--- BEGIN Provided data ---
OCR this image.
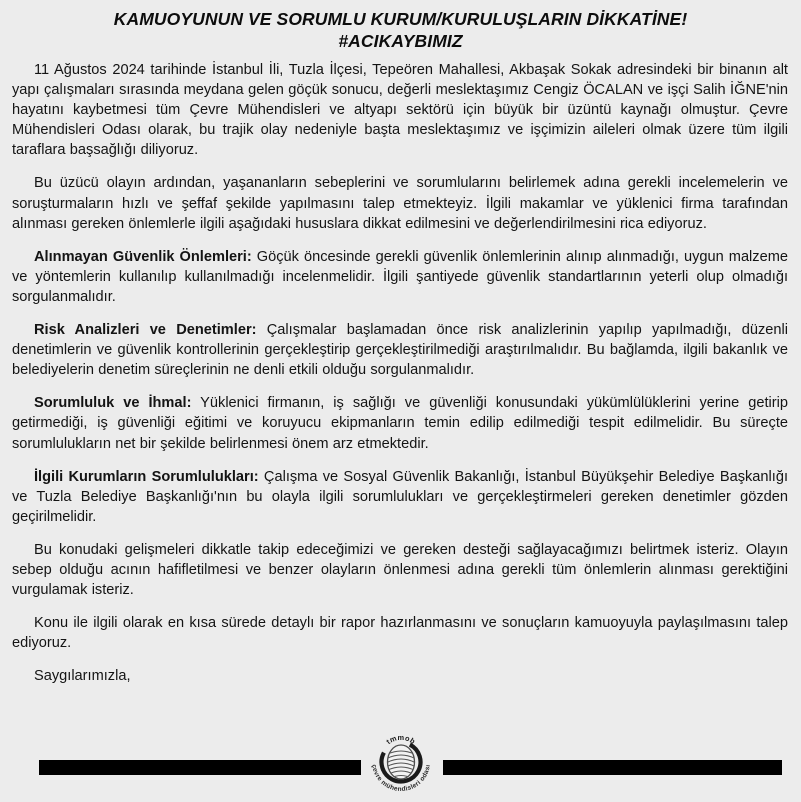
KAMUOYUNUN VE SORUMLU KURUM/KURULUŞLARIN DİKKATİNE!
#ACIKAYBIMIZ

11 Ağustos 2024 tarihinde İstanbul İli, Tuzla İlçesi, Tepeören Mahallesi, Akbaşak Sokak adresindeki bir binanın alt yapı çalışmaları sırasında meydana gelen göçük sonucu, değerli meslektaşımız Cengiz ÖCALAN ve işçi Salih İĞNE'nin hayatını kaybetmesi tüm Çevre Mühendisleri ve altyapı sektörü için büyük bir üzüntü kaynağı olmuştur. Çevre Mühendisleri Odası olarak, bu trajik olay nedeniyle başta meslektaşımız ve işçimizin aileleri olmak üzere tüm ilgili taraflara başsağlığı diliyoruz.

Bu üzücü olayın ardından, yaşananların sebeplerini ve sorumlularını belirlemek adına gerekli incelemelerin ve soruşturmaların hızlı ve şeffaf şekilde yapılmasını talep etmekteyiz. İlgili makamlar ve yüklenici firma tarafından alınması gereken önlemlerle ilgili aşağıdaki hususlara dikkat edilmesini ve değerlendirilmesini rica ediyoruz.

Alınmayan Güvenlik Önlemleri: Göçük öncesinde gerekli güvenlik önlemlerinin alınıp alınmadığı, uygun malzeme ve yöntemlerin kullanılıp kullanılmadığı incelenmelidir. İlgili şantiyede güvenlik standartlarının yeterli olup olmadığı sorgulanmalıdır.

Risk Analizleri ve Denetimler: Çalışmalar başlamadan önce risk analizlerinin yapılıp yapılmadığı, düzenli denetimlerin ve güvenlik kontrollerinin gerçekleştirip gerçekleştirilmediği araştırılmalıdır. Bu bağlamda, ilgili bakanlık ve belediyelerin denetim süreçlerinin ne denli etkili olduğu sorgulanmalıdır.

Sorumluluk ve İhmal: Yüklenici firmanın, iş sağlığı ve güvenliği konusundaki yükümlülüklerini yerine getirip getirmediği, iş güvenliği eğitimi ve koruyucu ekipmanların temin edilip edilmediği tespit edilmelidir. Bu süreçte sorumlulukların net bir şekilde belirlenmesi önem arz etmektedir.

İlgili Kurumların Sorumlulukları: Çalışma ve Sosyal Güvenlik Bakanlığı, İstanbul Büyükşehir Belediye Başkanlığı ve Tuzla Belediye Başkanlığı'nın bu olayla ilgili sorumlulukları ve gerçekleştirmeleri gereken denetimler gözden geçirilmelidir.

Bu konudaki gelişmeleri dikkatle takip edeceğimizi ve gereken desteği sağlayacağımızı belirtmek isteriz. Olayın sebep olduğu acının hafifletilmesi ve benzer olayların önlenmesi adına gerekli tüm önlemlerin alınması gerektiğini vurgulamak isteriz.

Konu ile ilgili olarak en kısa sürede detaylı bir rapor hazırlanmasını ve sonuçların kamuoyuyla paylaşılmasını talep ediyoruz.

Saygılarımızla,

tmmob
çevre mühendisleri odası
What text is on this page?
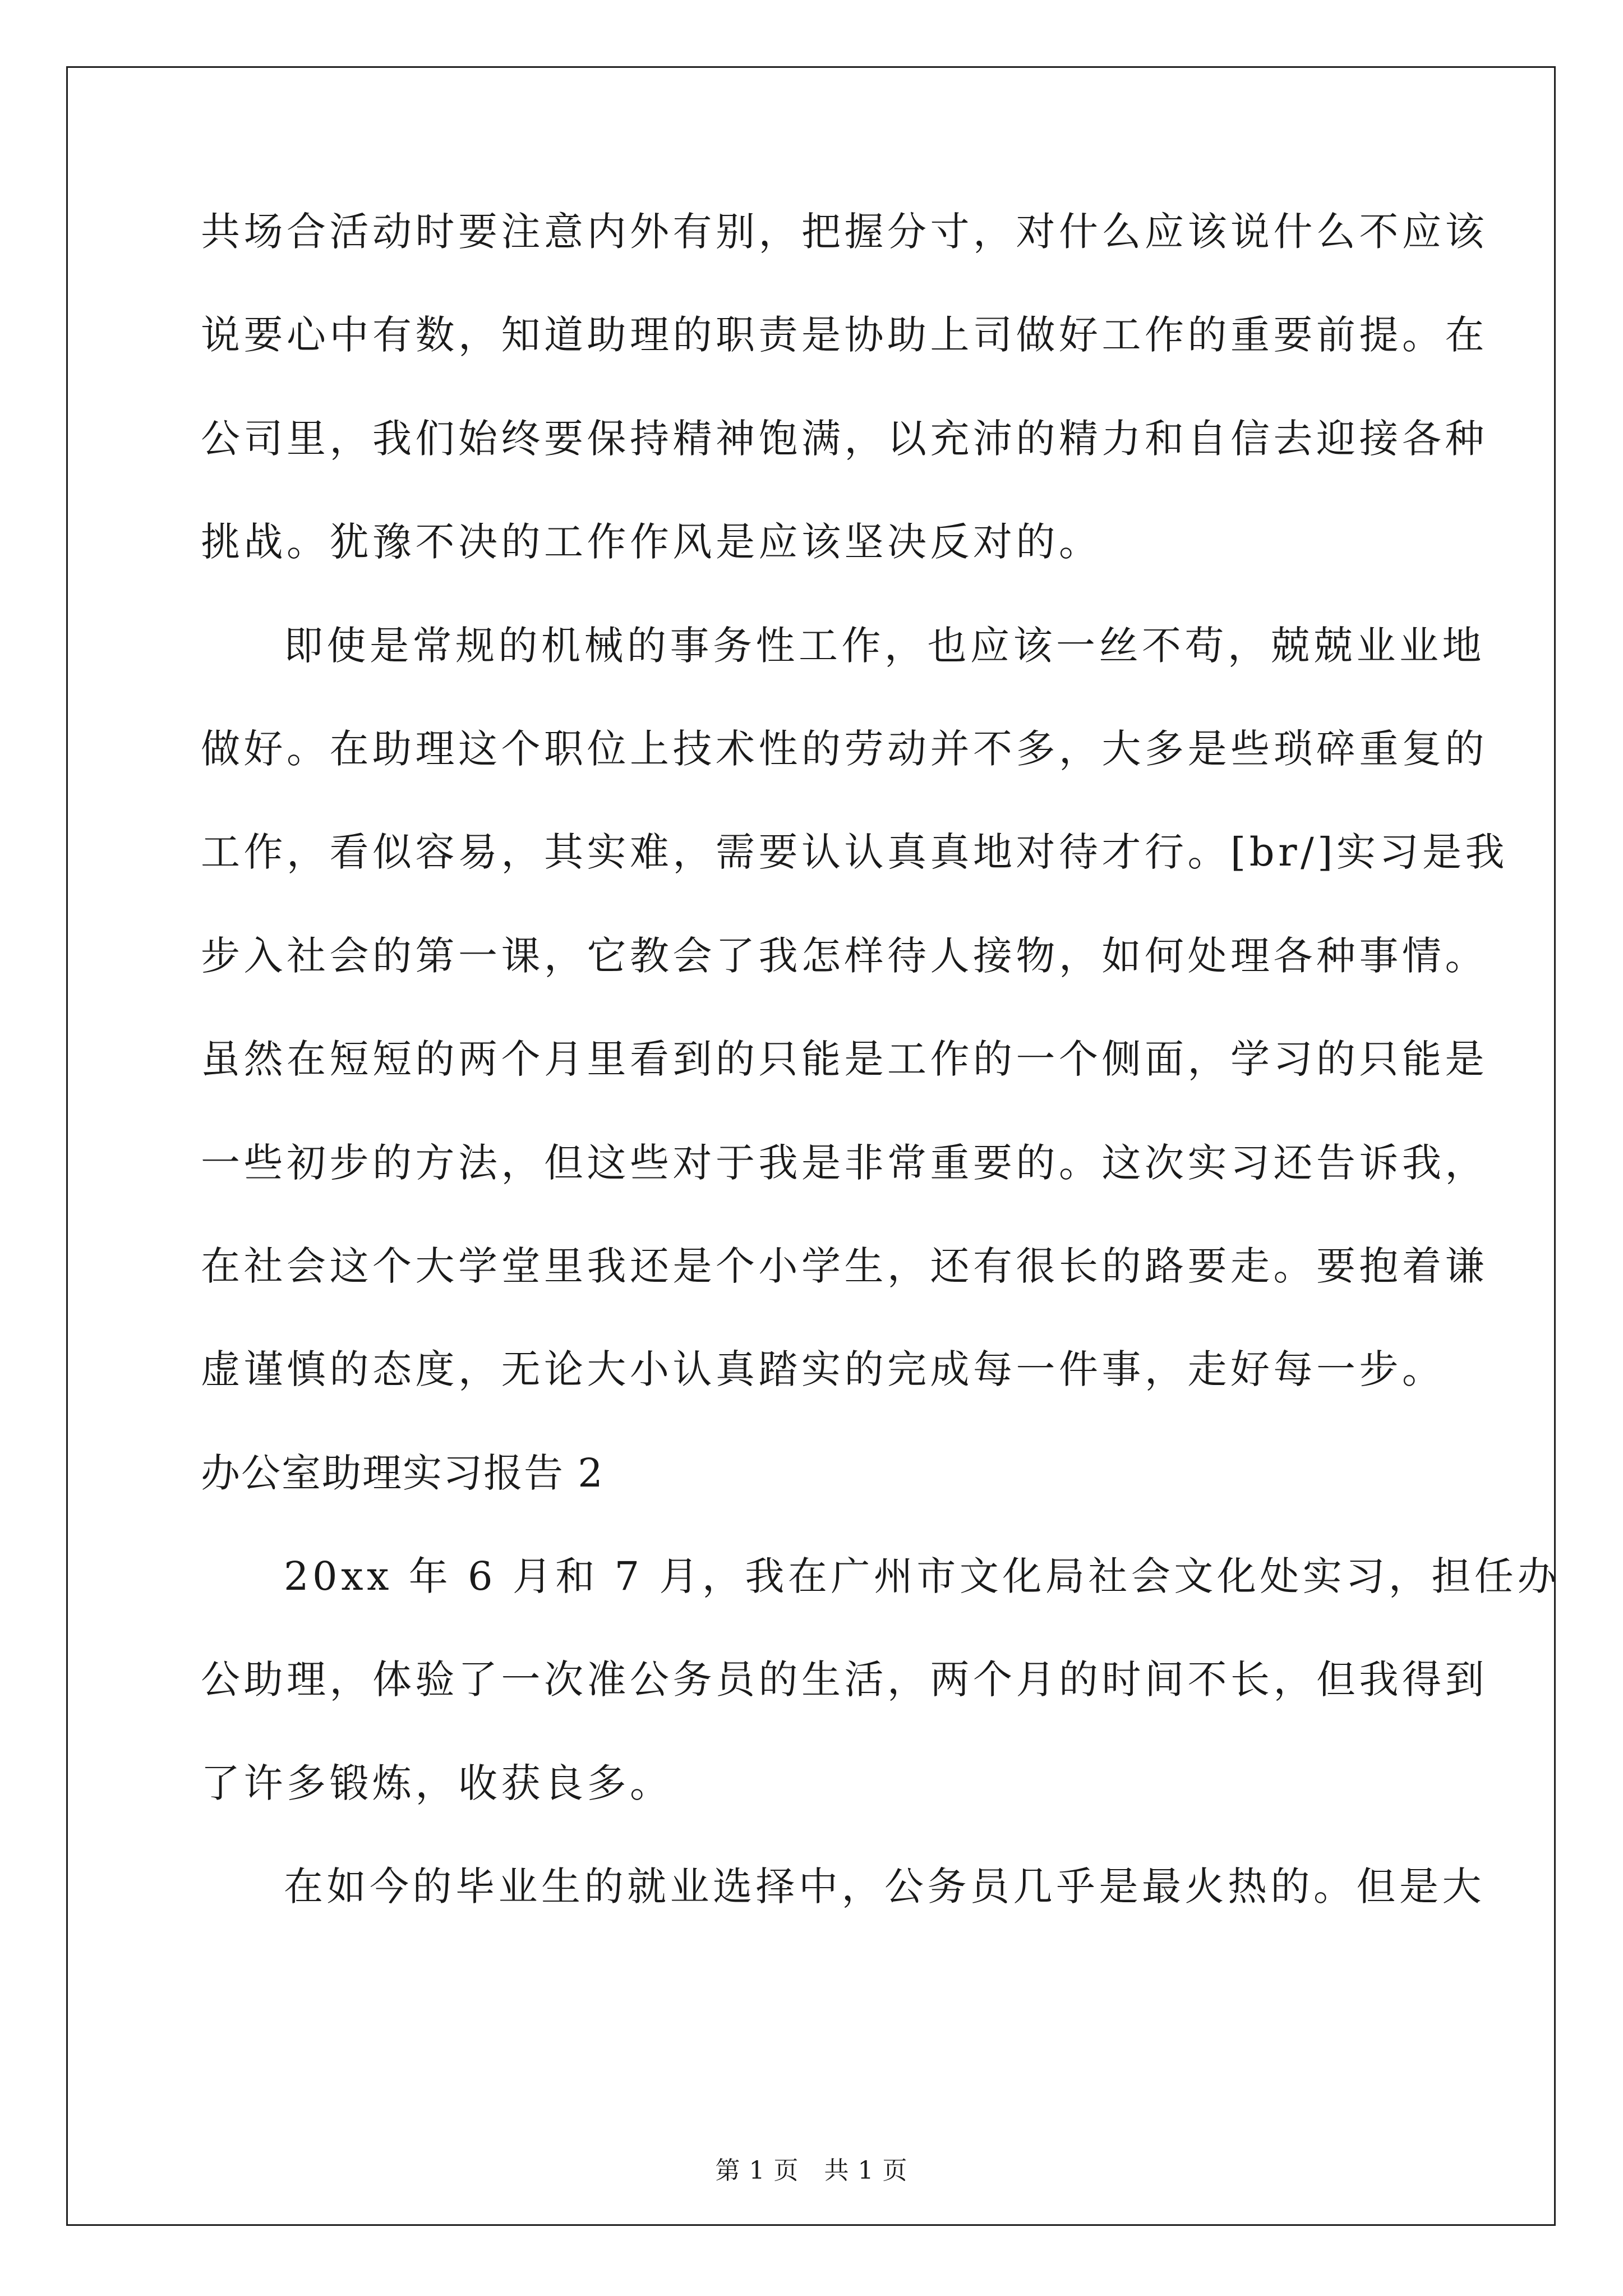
共场合活动时要注意内外有别，把握分寸，对什么应该说什么不应该

说要心中有数，知道助理的职责是协助上司做好工作的重要前提。在

公司里，我们始终要保持精神饱满，以充沛的精力和自信去迎接各种

挑战。犹豫不决的工作作风是应该坚决反对的。

即使是常规的机械的事务性工作，也应该一丝不苟，兢兢业业地

做好。在助理这个职位上技术性的劳动并不多，大多是些琐碎重复的

工作，看似容易，其实难，需要认认真真地对待才行。[br/]实习是我

步入社会的第一课，它教会了我怎样待人接物，如何处理各种事情。

虽然在短短的两个月里看到的只能是工作的一个侧面，学习的只能是

一些初步的方法，但这些对于我是非常重要的。这次实习还告诉我，

在社会这个大学堂里我还是个小学生，还有很长的路要走。要抱着谦

虚谨慎的态度，无论大小认真踏实的完成每一件事，走好每一步。

办公室助理实习报告 2

20xx 年 6 月和 7 月，我在广州市文化局社会文化处实习，担任办

公助理，体验了一次准公务员的生活，两个月的时间不长，但我得到

了许多锻炼，收获良多。

在如今的毕业生的就业选择中，公务员几乎是最火热的。但是大

第 1 页　共 1 页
--- END Provided data ---
> _Description of the task_
Looking at the records above, extract only the lines from the one with "What text is on this page?" through the last line, exactly, with the pictures left out.

> _Worked answer_
What text is on this page?
共场合活动时要注意内外有别，把握分寸，对什么应该说什么不应该

说要心中有数，知道助理的职责是协助上司做好工作的重要前提。在

公司里，我们始终要保持精神饱满，以充沛的精力和自信去迎接各种

挑战。犹豫不决的工作作风是应该坚决反对的。

即使是常规的机械的事务性工作，也应该一丝不苟，兢兢业业地

做好。在助理这个职位上技术性的劳动并不多，大多是些琐碎重复的

工作，看似容易，其实难，需要认认真真地对待才行。[br/]实习是我

步入社会的第一课，它教会了我怎样待人接物，如何处理各种事情。

虽然在短短的两个月里看到的只能是工作的一个侧面，学习的只能是

一些初步的方法，但这些对于我是非常重要的。这次实习还告诉我，

在社会这个大学堂里我还是个小学生，还有很长的路要走。要抱着谦

虚谨慎的态度，无论大小认真踏实的完成每一件事，走好每一步。

办公室助理实习报告 2

20xx 年 6 月和 7 月，我在广州市文化局社会文化处实习，担任办

公助理，体验了一次准公务员的生活，两个月的时间不长，但我得到

了许多锻炼，收获良多。

在如今的毕业生的就业选择中，公务员几乎是最火热的。但是大

第 1 页　共 1 页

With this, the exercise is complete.